STATED GOAL: Return every entry exactly as written.

INPUT:
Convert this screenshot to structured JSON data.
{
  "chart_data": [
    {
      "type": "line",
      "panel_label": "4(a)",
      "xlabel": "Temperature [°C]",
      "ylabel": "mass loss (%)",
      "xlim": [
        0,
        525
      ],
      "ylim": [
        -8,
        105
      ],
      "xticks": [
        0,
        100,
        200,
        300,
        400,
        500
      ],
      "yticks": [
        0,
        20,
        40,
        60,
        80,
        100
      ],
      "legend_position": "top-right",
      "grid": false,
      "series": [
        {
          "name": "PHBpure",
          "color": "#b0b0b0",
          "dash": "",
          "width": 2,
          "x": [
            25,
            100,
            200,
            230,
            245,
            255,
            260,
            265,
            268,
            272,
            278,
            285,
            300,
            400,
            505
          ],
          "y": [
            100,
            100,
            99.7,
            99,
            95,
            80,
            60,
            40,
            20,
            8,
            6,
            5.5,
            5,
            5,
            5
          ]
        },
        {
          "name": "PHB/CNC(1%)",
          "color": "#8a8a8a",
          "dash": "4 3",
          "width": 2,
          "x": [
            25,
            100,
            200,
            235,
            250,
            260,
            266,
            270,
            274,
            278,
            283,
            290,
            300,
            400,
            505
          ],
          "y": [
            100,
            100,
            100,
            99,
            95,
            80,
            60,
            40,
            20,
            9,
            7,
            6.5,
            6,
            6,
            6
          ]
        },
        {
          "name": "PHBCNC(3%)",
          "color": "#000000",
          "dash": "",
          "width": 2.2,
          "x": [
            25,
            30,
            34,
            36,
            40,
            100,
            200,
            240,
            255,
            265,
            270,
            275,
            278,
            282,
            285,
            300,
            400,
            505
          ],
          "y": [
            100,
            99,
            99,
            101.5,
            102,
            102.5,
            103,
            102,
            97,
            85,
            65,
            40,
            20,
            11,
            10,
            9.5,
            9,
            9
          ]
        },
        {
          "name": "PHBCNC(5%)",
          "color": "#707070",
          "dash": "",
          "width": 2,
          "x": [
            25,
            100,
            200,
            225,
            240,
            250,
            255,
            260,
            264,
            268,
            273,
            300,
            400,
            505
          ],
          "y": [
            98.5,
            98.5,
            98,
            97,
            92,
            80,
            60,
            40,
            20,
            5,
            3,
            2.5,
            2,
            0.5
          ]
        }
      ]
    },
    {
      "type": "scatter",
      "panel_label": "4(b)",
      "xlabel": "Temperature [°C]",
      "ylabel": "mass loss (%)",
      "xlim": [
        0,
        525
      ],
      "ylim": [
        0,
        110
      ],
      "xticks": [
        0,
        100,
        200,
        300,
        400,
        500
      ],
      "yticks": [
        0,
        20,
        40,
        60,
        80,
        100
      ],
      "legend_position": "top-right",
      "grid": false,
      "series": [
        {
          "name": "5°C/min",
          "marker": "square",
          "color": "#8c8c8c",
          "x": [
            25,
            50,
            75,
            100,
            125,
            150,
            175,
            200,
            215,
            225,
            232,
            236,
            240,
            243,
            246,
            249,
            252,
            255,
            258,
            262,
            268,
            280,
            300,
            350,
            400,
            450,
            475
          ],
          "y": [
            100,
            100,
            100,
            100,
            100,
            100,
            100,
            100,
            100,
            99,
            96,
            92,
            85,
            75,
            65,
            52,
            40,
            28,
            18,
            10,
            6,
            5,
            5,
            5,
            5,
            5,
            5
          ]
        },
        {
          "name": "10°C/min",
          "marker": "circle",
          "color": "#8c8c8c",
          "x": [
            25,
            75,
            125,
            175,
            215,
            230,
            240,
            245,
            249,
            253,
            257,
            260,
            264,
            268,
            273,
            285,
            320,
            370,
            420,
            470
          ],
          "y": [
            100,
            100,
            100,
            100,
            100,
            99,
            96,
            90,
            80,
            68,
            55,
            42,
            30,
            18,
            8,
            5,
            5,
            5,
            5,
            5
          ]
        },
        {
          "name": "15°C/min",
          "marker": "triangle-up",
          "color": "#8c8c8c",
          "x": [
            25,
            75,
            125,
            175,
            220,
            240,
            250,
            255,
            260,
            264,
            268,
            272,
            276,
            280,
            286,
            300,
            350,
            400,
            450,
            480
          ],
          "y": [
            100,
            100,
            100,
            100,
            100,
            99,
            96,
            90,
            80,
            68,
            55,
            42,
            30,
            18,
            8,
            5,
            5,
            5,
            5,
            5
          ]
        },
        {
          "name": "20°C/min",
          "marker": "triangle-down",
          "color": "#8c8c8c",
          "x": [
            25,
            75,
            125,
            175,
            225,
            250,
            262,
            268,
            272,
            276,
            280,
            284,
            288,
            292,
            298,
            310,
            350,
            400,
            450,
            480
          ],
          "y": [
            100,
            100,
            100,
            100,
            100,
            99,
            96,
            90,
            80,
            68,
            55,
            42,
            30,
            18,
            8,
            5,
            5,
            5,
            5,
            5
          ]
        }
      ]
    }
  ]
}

SOLVED PROBLEM:
Convert this screenshot to structured JSON data.
{
  "chart_data": [
    {
      "type": "line",
      "panel_label": "4(a)",
      "xlabel": "Temperature [°C]",
      "ylabel": "mass loss (%)",
      "xlim": [
        0,
        525
      ],
      "ylim": [
        -8,
        105
      ],
      "xticks": [
        0,
        100,
        200,
        300,
        400,
        500
      ],
      "yticks": [
        0,
        20,
        40,
        60,
        80,
        100
      ],
      "legend_position": "top-right",
      "grid": false,
      "series": [
        {
          "name": "PHBpure",
          "color": "#b0b0b0",
          "dash": "",
          "width": 2,
          "x": [
            25,
            100,
            200,
            230,
            245,
            255,
            260,
            265,
            268,
            272,
            278,
            285,
            300,
            400,
            505
          ],
          "y": [
            100,
            100,
            99.7,
            99,
            95,
            80,
            60,
            40,
            20,
            8,
            6,
            5.5,
            5,
            5,
            5
          ]
        },
        {
          "name": "PHB/CNC(1%)",
          "color": "#8a8a8a",
          "dash": "4 3",
          "width": 2,
          "x": [
            25,
            100,
            200,
            235,
            250,
            260,
            266,
            270,
            274,
            278,
            283,
            290,
            300,
            400,
            505
          ],
          "y": [
            100,
            100,
            100,
            99,
            95,
            80,
            60,
            40,
            20,
            9,
            7,
            6.5,
            6,
            6,
            6
          ]
        },
        {
          "name": "PHBCNC(3%)",
          "color": "#000000",
          "dash": "",
          "width": 2.2,
          "x": [
            25,
            30,
            34,
            36,
            40,
            100,
            200,
            240,
            255,
            265,
            270,
            275,
            278,
            282,
            285,
            300,
            400,
            505
          ],
          "y": [
            100,
            99,
            99,
            101.5,
            102,
            102.5,
            103,
            102,
            97,
            85,
            65,
            40,
            20,
            11,
            10,
            9.5,
            9,
            9
          ]
        },
        {
          "name": "PHBCNC(5%)",
          "color": "#707070",
          "dash": "",
          "width": 2,
          "x": [
            25,
            100,
            200,
            225,
            240,
            250,
            255,
            260,
            264,
            268,
            273,
            300,
            400,
            505
          ],
          "y": [
            98.5,
            98.5,
            98,
            97,
            92,
            80,
            60,
            40,
            20,
            5,
            3,
            2.5,
            2,
            0.5
          ]
        }
      ]
    },
    {
      "type": "scatter",
      "panel_label": "4(b)",
      "xlabel": "Temperature [°C]",
      "ylabel": "mass loss (%)",
      "xlim": [
        0,
        525
      ],
      "ylim": [
        0,
        110
      ],
      "xticks": [
        0,
        100,
        200,
        300,
        400,
        500
      ],
      "yticks": [
        0,
        20,
        40,
        60,
        80,
        100
      ],
      "legend_position": "top-right",
      "grid": false,
      "series": [
        {
          "name": "5°C/min",
          "marker": "square",
          "color": "#8c8c8c",
          "x": [
            25,
            50,
            75,
            100,
            125,
            150,
            175,
            200,
            215,
            225,
            232,
            236,
            240,
            243,
            246,
            249,
            252,
            255,
            258,
            262,
            268,
            280,
            300,
            350,
            400,
            450,
            475
          ],
          "y": [
            100,
            100,
            100,
            100,
            100,
            100,
            100,
            100,
            100,
            99,
            96,
            92,
            85,
            75,
            65,
            52,
            40,
            28,
            18,
            10,
            6,
            5,
            5,
            5,
            5,
            5,
            5
          ]
        },
        {
          "name": "10°C/min",
          "marker": "circle",
          "color": "#8c8c8c",
          "x": [
            25,
            75,
            125,
            175,
            215,
            230,
            240,
            245,
            249,
            253,
            257,
            260,
            264,
            268,
            273,
            285,
            320,
            370,
            420,
            470
          ],
          "y": [
            100,
            100,
            100,
            100,
            100,
            99,
            96,
            90,
            80,
            68,
            55,
            42,
            30,
            18,
            8,
            5,
            5,
            5,
            5,
            5
          ]
        },
        {
          "name": "15°C/min",
          "marker": "triangle-up",
          "color": "#8c8c8c",
          "x": [
            25,
            75,
            125,
            175,
            220,
            240,
            250,
            255,
            260,
            264,
            268,
            272,
            276,
            280,
            286,
            300,
            350,
            400,
            450,
            480
          ],
          "y": [
            100,
            100,
            100,
            100,
            100,
            99,
            96,
            90,
            80,
            68,
            55,
            42,
            30,
            18,
            8,
            5,
            5,
            5,
            5,
            5
          ]
        },
        {
          "name": "20°C/min",
          "marker": "triangle-down",
          "color": "#8c8c8c",
          "x": [
            25,
            75,
            125,
            175,
            225,
            250,
            262,
            268,
            272,
            276,
            280,
            284,
            288,
            292,
            298,
            310,
            350,
            400,
            450,
            480
          ],
          "y": [
            100,
            100,
            100,
            100,
            100,
            99,
            96,
            90,
            80,
            68,
            55,
            42,
            30,
            18,
            8,
            5,
            5,
            5,
            5,
            5
          ]
        }
      ]
    }
  ]
}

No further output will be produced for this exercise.